**Given passage**
■ ■ ■ ■ ■
These Farm Families Have Been Feeding North Carolina for More Than a Century
Once a state primarily known for tobacco production, North Carolina’s rolling hills and verdant mountains are now home to every stripe of crops and livestock. Farmland forms the foundation of the state’s $92.7 billion agriculture industry, feeding residents and connecting them to the land.
This year, North Carolina’s Century Farm program celebrates its 50th anniversary. The program honors families who have owned or operated a farm for a century or more. Since its inception, approximately 2,000 farms have earned the century farm distinction – and, more recently, several dozen have joined the ranks of the Bicentennial Farm program, which recognizes family farms with a 200-year history.
For farms with a long lineage, change is inevitable. Livestock makes way for vegetable crops, machinery replaces manual labor and technology increases efficiency. While one farm fed about four people in the 1930s, today that average has increased to 166 people.
What hasn’t changed among North Carolina’s century farms? A commitment to nourishing their local communities.
Indigo Farms grows fruits and vegetables just north of the South Carolina border in Calabash. Sam Bellamy runs the farm with his wife, daughter and son-in-law. Over the decades, Indigo Farms has produced tobacco, then hogs, then fruits and vegetables. In addition to growing produce, the property now includes a farm market and bakery. For 25 years, the farm also hosted educational events to celebrate local traditions.
■ ■ ■ ■ ■
(Structured page-parsing data)
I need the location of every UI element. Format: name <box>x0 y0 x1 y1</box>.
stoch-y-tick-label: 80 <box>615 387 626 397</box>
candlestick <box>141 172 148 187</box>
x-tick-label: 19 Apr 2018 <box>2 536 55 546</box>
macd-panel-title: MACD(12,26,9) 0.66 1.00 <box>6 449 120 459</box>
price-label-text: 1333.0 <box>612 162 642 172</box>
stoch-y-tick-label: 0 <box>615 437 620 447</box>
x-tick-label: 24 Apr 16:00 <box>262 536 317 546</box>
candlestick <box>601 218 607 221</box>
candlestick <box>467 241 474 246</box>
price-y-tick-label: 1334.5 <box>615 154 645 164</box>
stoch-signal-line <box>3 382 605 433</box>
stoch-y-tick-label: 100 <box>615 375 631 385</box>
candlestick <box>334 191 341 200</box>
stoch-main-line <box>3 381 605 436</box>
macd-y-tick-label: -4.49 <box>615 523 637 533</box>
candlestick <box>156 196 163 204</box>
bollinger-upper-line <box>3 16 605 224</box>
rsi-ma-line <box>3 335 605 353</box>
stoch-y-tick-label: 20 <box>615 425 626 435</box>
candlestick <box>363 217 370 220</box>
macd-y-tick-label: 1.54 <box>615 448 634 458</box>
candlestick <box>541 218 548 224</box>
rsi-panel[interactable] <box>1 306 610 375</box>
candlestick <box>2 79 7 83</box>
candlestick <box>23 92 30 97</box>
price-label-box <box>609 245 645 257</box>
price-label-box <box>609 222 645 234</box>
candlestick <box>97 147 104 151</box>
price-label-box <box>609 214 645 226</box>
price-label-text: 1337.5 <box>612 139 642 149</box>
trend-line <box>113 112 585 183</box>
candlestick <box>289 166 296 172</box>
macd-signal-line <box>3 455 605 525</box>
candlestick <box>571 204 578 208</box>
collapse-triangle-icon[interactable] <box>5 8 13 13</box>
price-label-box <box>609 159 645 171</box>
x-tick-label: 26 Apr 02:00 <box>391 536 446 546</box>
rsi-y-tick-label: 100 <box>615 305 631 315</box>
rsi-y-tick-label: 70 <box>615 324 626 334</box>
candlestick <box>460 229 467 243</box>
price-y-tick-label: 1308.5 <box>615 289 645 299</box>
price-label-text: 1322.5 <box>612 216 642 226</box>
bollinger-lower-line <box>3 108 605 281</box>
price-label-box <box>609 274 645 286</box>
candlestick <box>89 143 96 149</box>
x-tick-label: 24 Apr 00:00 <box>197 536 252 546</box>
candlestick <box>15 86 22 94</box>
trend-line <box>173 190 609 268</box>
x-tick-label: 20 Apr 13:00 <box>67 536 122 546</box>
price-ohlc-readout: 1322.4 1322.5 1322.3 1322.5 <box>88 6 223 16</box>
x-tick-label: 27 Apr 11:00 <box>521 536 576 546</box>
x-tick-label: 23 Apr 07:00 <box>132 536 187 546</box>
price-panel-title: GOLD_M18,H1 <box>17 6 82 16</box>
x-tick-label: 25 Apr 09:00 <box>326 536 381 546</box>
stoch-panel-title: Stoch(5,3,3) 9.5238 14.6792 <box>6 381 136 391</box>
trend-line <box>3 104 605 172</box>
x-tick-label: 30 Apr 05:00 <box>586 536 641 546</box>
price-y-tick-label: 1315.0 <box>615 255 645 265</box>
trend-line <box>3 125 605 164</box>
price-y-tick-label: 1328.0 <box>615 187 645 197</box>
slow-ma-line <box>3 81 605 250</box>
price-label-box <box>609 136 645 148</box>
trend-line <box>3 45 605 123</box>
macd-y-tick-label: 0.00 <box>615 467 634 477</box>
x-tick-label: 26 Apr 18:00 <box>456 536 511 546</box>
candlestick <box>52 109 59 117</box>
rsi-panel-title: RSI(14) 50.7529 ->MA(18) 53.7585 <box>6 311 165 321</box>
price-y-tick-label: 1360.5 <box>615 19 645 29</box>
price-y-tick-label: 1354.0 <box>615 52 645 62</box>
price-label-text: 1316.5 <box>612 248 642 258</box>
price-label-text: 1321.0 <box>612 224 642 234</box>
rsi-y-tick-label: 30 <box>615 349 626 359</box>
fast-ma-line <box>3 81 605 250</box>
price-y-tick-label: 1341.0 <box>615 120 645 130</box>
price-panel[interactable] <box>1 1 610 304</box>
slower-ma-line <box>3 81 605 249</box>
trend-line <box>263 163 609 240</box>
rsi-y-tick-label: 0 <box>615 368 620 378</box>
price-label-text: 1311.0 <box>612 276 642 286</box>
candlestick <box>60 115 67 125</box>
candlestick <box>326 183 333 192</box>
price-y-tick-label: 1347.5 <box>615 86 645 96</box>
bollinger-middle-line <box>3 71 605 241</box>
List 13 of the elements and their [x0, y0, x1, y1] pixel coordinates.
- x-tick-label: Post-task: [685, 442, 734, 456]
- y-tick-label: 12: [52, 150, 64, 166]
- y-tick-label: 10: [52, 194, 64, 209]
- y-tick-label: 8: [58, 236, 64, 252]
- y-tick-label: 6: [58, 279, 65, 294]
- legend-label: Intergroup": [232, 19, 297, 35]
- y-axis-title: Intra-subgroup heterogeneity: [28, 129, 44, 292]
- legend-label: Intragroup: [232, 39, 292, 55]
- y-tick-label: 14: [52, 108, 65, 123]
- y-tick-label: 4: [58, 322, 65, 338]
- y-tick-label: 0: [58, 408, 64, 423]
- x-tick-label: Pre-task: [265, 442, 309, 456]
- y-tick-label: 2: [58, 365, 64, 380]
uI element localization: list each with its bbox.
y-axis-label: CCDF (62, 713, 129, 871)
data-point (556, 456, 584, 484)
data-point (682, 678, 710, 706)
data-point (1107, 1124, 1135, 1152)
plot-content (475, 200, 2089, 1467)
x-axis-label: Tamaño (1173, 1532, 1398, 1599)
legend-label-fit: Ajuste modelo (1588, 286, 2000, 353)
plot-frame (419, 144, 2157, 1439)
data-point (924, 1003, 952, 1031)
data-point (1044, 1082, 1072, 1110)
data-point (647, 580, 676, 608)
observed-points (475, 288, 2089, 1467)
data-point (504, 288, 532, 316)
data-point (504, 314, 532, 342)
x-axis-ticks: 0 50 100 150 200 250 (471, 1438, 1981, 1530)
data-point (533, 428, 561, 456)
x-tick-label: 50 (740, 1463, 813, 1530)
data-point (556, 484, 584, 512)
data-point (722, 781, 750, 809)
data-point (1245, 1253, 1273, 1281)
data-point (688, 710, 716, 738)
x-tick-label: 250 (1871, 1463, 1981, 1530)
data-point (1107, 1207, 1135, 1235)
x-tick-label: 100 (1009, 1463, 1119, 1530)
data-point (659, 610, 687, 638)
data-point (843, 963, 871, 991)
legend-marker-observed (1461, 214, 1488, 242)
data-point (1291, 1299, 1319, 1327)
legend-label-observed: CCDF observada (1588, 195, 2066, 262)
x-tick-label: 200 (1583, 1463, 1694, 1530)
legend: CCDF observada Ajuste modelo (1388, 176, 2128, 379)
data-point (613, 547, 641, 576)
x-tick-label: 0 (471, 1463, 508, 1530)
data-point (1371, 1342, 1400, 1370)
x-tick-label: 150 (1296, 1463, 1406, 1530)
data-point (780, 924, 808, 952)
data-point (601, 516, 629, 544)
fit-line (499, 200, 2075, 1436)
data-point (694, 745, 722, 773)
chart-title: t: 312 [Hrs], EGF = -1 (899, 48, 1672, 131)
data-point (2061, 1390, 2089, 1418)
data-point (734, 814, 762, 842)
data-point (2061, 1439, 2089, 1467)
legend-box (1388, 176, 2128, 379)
■ ■ ■ ■ ■
**What to do**
A) In the article on North Carolina century farms, what does the Bicentennial Farm program recognize?
B) Duplicate the portion of the article on North Carolina century farms that opens with the words containing "For farms with" and closes with "celebrate local traditions.".
The lines have no connection to the article on North Carolina century farms.

**Answers to the exercises**
A) It recognizes family farms with a 200-year history.

B)
For farms with a long lineage, change is inevitable. Livestock makes way for vegetable crops, machinery replaces manual labor and technology increases efficiency. While one farm fed about four people in the 1930s, today that average has increased to 166 people.
What hasn’t changed among North Carolina’s century farms? A commitment to nourishing their local communities.
Indigo Farms grows fruits and vegetables just north of the South Carolina border in Calabash. Sam Bellamy runs the farm with his wife, daughter and son-in-law. Over the decades, Indigo Farms has produced tobacco, then hogs, then fruits and vegetables. In addition to growing produce, the property now includes a farm market and bakery. For 25 years, the farm also hosted educational events to celebrate local traditions.